## Stated task:
Scan the entries below and extract each line with the word "Explorer" in it.

## Data entries:

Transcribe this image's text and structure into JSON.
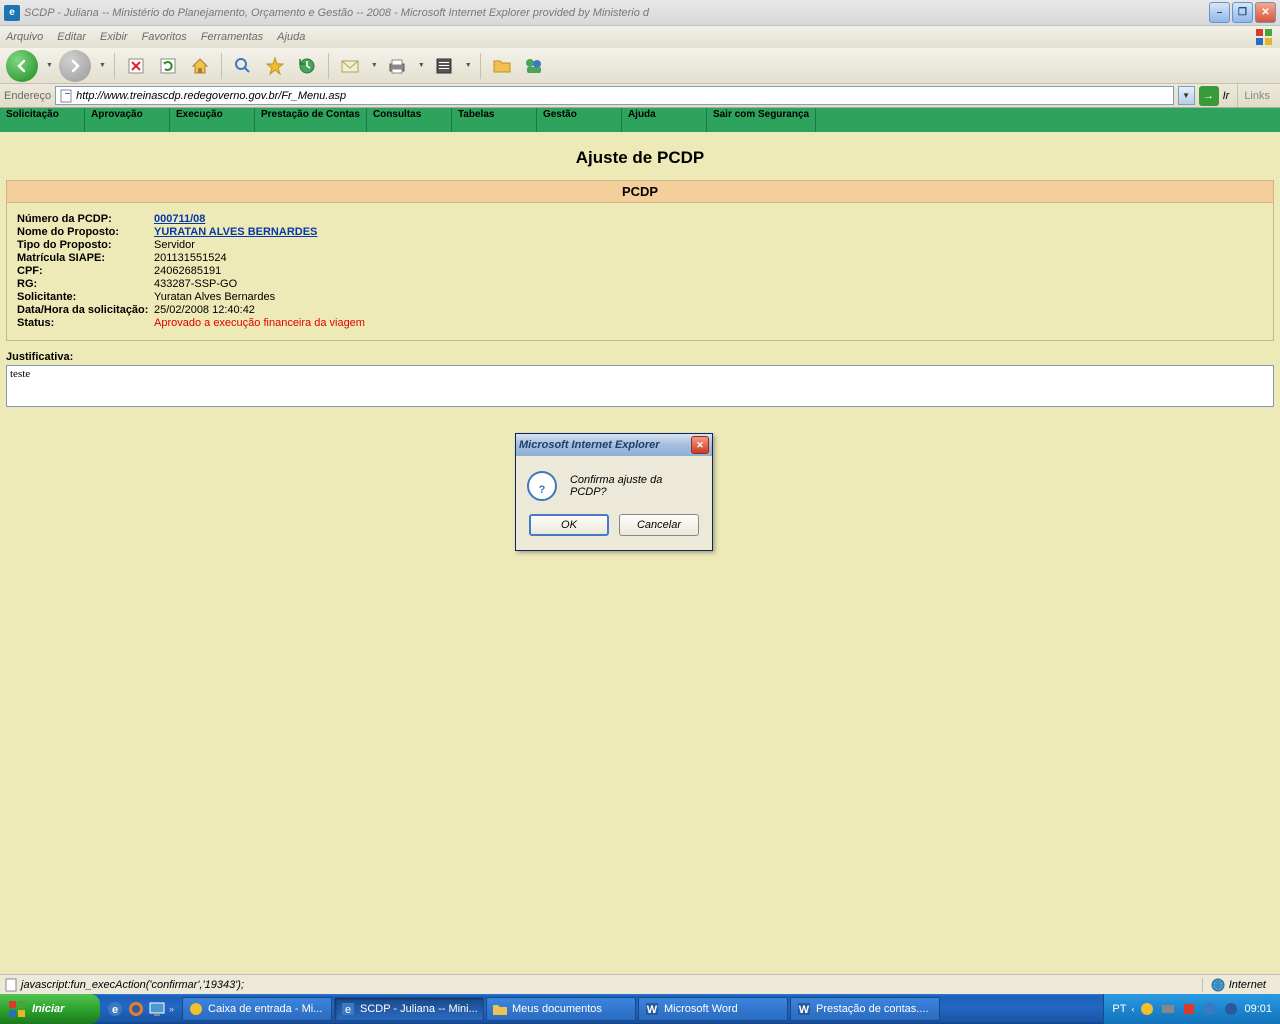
{
  "browser": {
    "title": "SCDP - Juliana -- Ministério do Planejamento, Orçamento e Gestão -- 2008 - Microsoft Internet Explorer provided by Ministerio d",
    "menus": [
      "Arquivo",
      "Editar",
      "Exibir",
      "Favoritos",
      "Ferramentas",
      "Ajuda"
    ],
    "address_label": "Endereço",
    "url": "http://www.treinascdp.redegoverno.gov.br/Fr_Menu.asp",
    "go_label": "Ir",
    "links_label": "Links"
  },
  "appmenu": [
    "Solicitação",
    "Aprovação",
    "Execução",
    "Prestação de Contas",
    "Consultas",
    "Tabelas",
    "Gestão",
    "Ajuda",
    "Sair com Segurança"
  ],
  "page": {
    "title": "Ajuste de PCDP",
    "panel_header": "PCDP",
    "fields": {
      "numero_label": "Número da PCDP:",
      "numero_value": "000711/08",
      "nome_label": "Nome do Proposto:",
      "nome_value": "YURATAN ALVES BERNARDES",
      "tipo_label": "Tipo do Proposto:",
      "tipo_value": "Servidor",
      "matricula_label": "Matrícula SIAPE:",
      "matricula_value": "201131551524",
      "cpf_label": "CPF:",
      "cpf_value": "24062685191",
      "rg_label": "RG:",
      "rg_value": "433287-SSP-GO",
      "solicitante_label": "Solicitante:",
      "solicitante_value": "Yuratan Alves Bernardes",
      "datahora_label": "Data/Hora da solicitação:",
      "datahora_value": "25/02/2008 12:40:42",
      "status_label": "Status:",
      "status_value": "Aprovado a execução financeira da viagem"
    },
    "justificativa_label": "Justificativa:",
    "justificativa_value": "teste"
  },
  "dialog": {
    "title": "Microsoft Internet Explorer",
    "message": "Confirma ajuste da PCDP?",
    "ok": "OK",
    "cancel": "Cancelar"
  },
  "statusbar": {
    "text": "javascript:fun_execAction('confirmar','19343');",
    "zone": "Internet"
  },
  "taskbar": {
    "start": "Iniciar",
    "tasks": [
      "Caixa de entrada - Mi...",
      "SCDP - Juliana -- Mini...",
      "Meus documentos",
      "Microsoft Word",
      "Prestação de contas...."
    ],
    "lang": "PT",
    "clock": "09:01"
  }
}
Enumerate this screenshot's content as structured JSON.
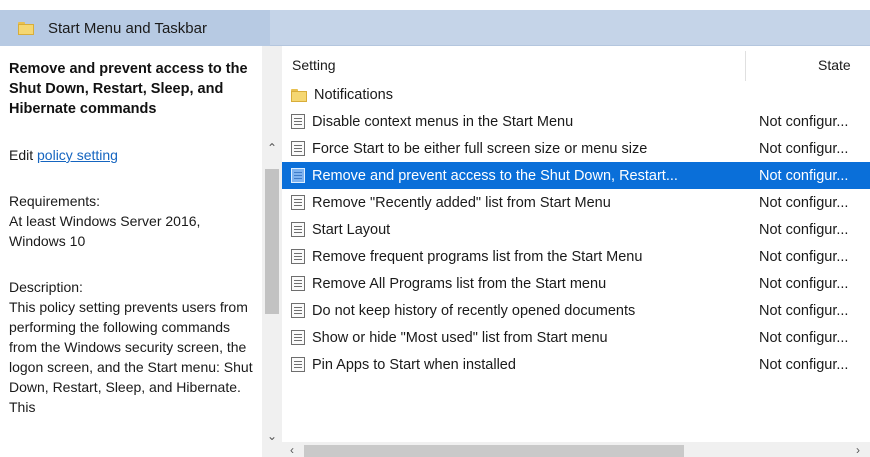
{
  "header": {
    "title": "Start Menu and Taskbar",
    "icon": "folder-icon"
  },
  "left_pane": {
    "policy_title": "Remove and prevent access to the Shut Down, Restart, Sleep, and Hibernate commands",
    "edit_prefix": "Edit",
    "edit_link": "policy setting",
    "requirements_label": "Requirements:",
    "requirements_text": "At least Windows Server 2016, Windows 10",
    "description_label": "Description:",
    "description_text": "This policy setting prevents users from performing the following commands from the Windows security screen, the logon screen, and the Start menu: Shut Down, Restart, Sleep, and Hibernate. This"
  },
  "columns": {
    "setting": "Setting",
    "state": "State"
  },
  "rows": [
    {
      "type": "folder",
      "name": "Notifications",
      "state": ""
    },
    {
      "type": "policy",
      "name": "Disable context menus in the Start Menu",
      "state": "Not configur..."
    },
    {
      "type": "policy",
      "name": "Force Start to be either full screen size or menu size",
      "state": "Not configur..."
    },
    {
      "type": "policy",
      "name": "Remove and prevent access to the Shut Down, Restart...",
      "state": "Not configur...",
      "selected": true
    },
    {
      "type": "policy",
      "name": "Remove \"Recently added\" list from Start Menu",
      "state": "Not configur..."
    },
    {
      "type": "policy",
      "name": "Start Layout",
      "state": "Not configur..."
    },
    {
      "type": "policy",
      "name": "Remove frequent programs list from the Start Menu",
      "state": "Not configur..."
    },
    {
      "type": "policy",
      "name": "Remove All Programs list from the Start menu",
      "state": "Not configur..."
    },
    {
      "type": "policy",
      "name": "Do not keep history of recently opened documents",
      "state": "Not configur..."
    },
    {
      "type": "policy",
      "name": "Show or hide \"Most used\" list from Start menu",
      "state": "Not configur..."
    },
    {
      "type": "policy",
      "name": "Pin Apps to Start when installed",
      "state": "Not configur..."
    }
  ],
  "colors": {
    "selection": "#0a6fd9",
    "header_bar": "#c5d4e8",
    "link": "#1565c0"
  }
}
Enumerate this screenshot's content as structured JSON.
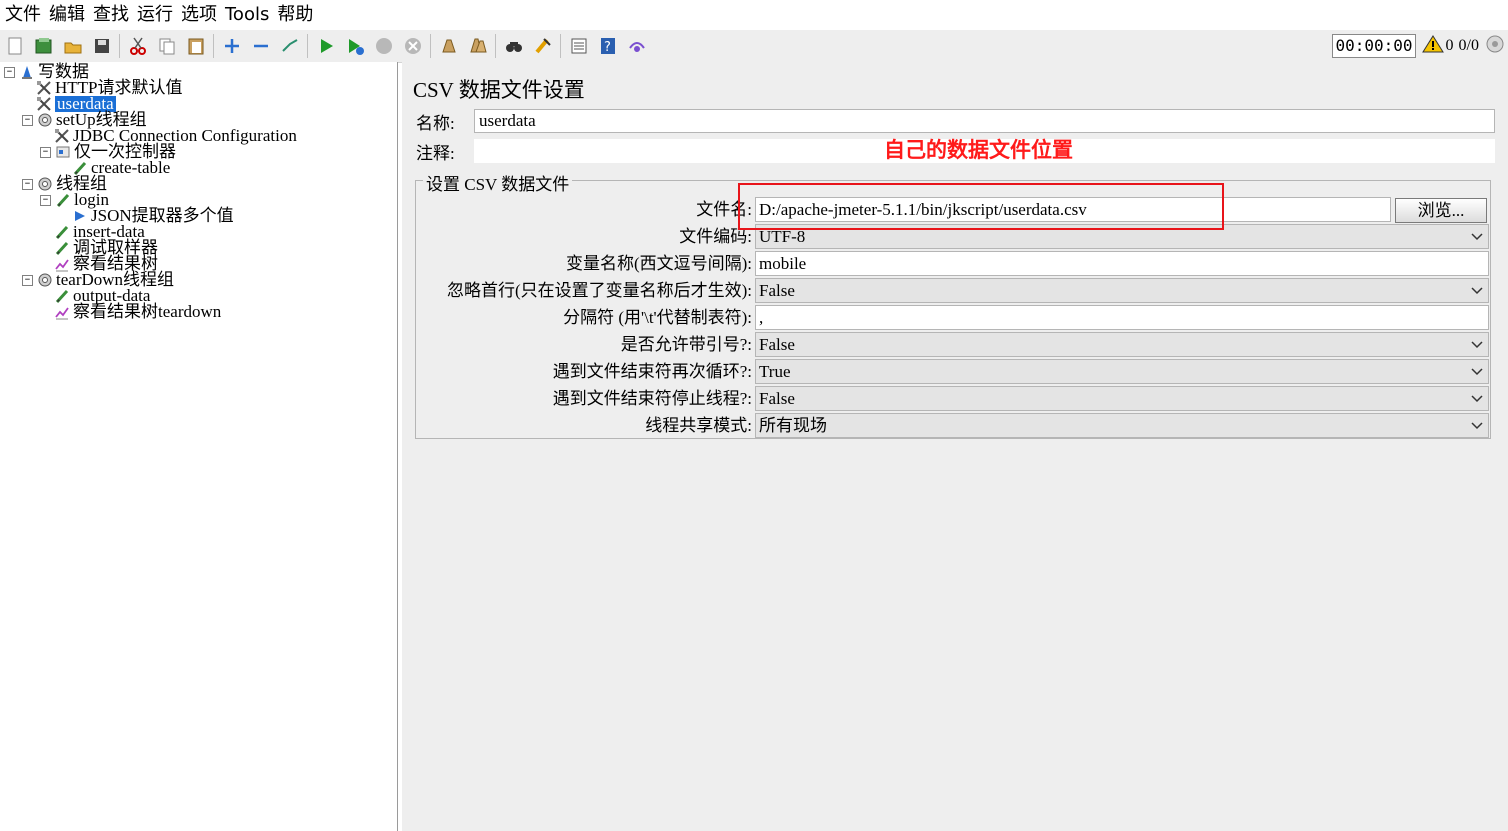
{
  "menu": {
    "items": [
      "文件",
      "编辑",
      "查找",
      "运行",
      "选项",
      "Tools",
      "帮助"
    ]
  },
  "toolbar": {
    "icons": [
      "new-icon",
      "templates-icon",
      "open-icon",
      "save-icon",
      "cut-icon",
      "copy-icon",
      "paste-icon",
      "expand-icon",
      "collapse-icon",
      "toggle-icon",
      "start-icon",
      "start-no-pause-icon",
      "stop-icon",
      "shutdown-icon",
      "clear-icon",
      "clear-all-icon",
      "search-icon",
      "reset-search-icon",
      "function-helper-icon",
      "help-icon",
      "remote-icon"
    ],
    "timer": "00:00:00",
    "warnings": "0",
    "threads": "0/0"
  },
  "tree": {
    "items": [
      {
        "label": "写数据",
        "icon": "testplan-icon",
        "level": 0,
        "toggle": "−"
      },
      {
        "label": "HTTP请求默认值",
        "icon": "config-icon",
        "level": 1
      },
      {
        "label": "userdata",
        "icon": "config-icon",
        "level": 1,
        "selected": true
      },
      {
        "label": "setUp线程组",
        "icon": "gear-icon",
        "level": 1,
        "toggle": "−"
      },
      {
        "label": "JDBC Connection Configuration",
        "icon": "config-icon",
        "level": 2
      },
      {
        "label": "仅一次控制器",
        "icon": "controller-icon",
        "level": 2,
        "toggle": "−"
      },
      {
        "label": "create-table",
        "icon": "sampler-icon",
        "level": 3
      },
      {
        "label": "线程组",
        "icon": "gear-icon",
        "level": 1,
        "toggle": "−"
      },
      {
        "label": "login",
        "icon": "sampler-icon",
        "level": 2,
        "toggle": "−"
      },
      {
        "label": "JSON提取器多个值",
        "icon": "extractor-icon",
        "level": 3
      },
      {
        "label": "insert-data",
        "icon": "sampler-icon",
        "level": 2
      },
      {
        "label": "调试取样器",
        "icon": "sampler-icon",
        "level": 2
      },
      {
        "label": "察看结果树",
        "icon": "listener-icon",
        "level": 2
      },
      {
        "label": "tearDown线程组",
        "icon": "gear-icon",
        "level": 1,
        "toggle": "−"
      },
      {
        "label": "output-data",
        "icon": "sampler-icon",
        "level": 2
      },
      {
        "label": "察看结果树teardown",
        "icon": "listener-icon",
        "level": 2
      }
    ]
  },
  "panel": {
    "title": "CSV 数据文件设置",
    "name_label": "名称:",
    "name_value": "userdata",
    "comment_label": "注释:",
    "comment_value": "",
    "annotation": "自己的数据文件位置",
    "group_title": "设置 CSV 数据文件",
    "browse_label": "浏览...",
    "properties": [
      {
        "label": "文件名:",
        "value": "D:/apache-jmeter-5.1.1/bin/jkscript/userdata.csv",
        "type": "text"
      },
      {
        "label": "文件编码:",
        "value": "UTF-8",
        "type": "select"
      },
      {
        "label": "变量名称(西文逗号间隔):",
        "value": "mobile",
        "type": "text"
      },
      {
        "label": "忽略首行(只在设置了变量名称后才生效):",
        "value": "False",
        "type": "select"
      },
      {
        "label": "分隔符 (用'\\t'代替制表符):",
        "value": ",",
        "type": "text"
      },
      {
        "label": "是否允许带引号?:",
        "value": "False",
        "type": "select"
      },
      {
        "label": "遇到文件结束符再次循环?:",
        "value": "True",
        "type": "select"
      },
      {
        "label": "遇到文件结束符停止线程?:",
        "value": "False",
        "type": "select"
      },
      {
        "label": "线程共享模式:",
        "value": "所有现场",
        "type": "select"
      }
    ]
  },
  "colors": {
    "selection": "#1a6fd6",
    "annotation": "#ff1a1a",
    "highlight_box": "#e8141a",
    "panel_bg": "#eeeeee"
  }
}
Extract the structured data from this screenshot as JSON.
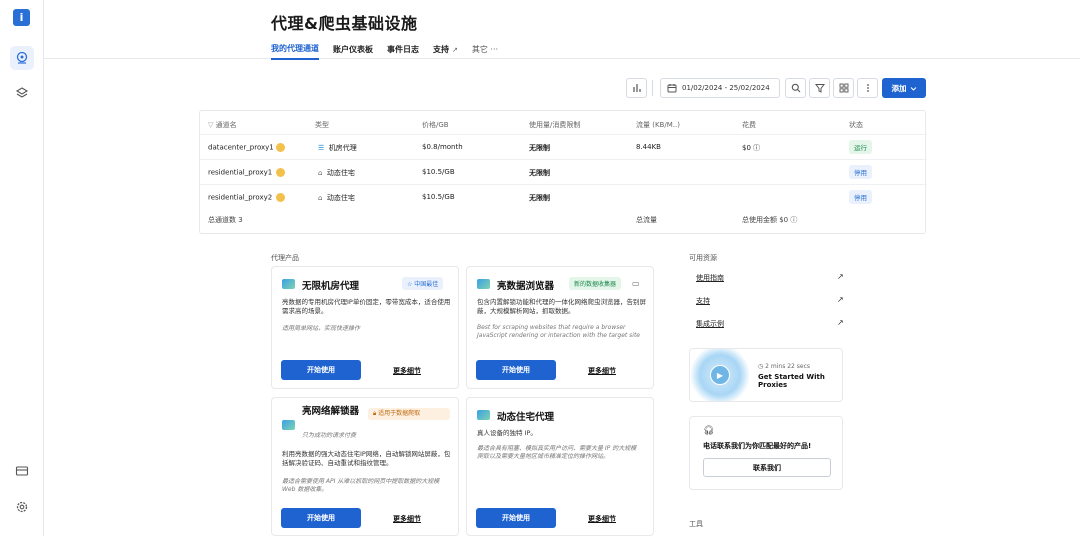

## Full answer:
    "title": "SCDP - Juliana -- Ministério do Planejamento, Orçamento e Gestão -- 2008 - Microsoft Internet Explorer provided by Ministerio d",
    "title": "Microsoft Internet Explorer",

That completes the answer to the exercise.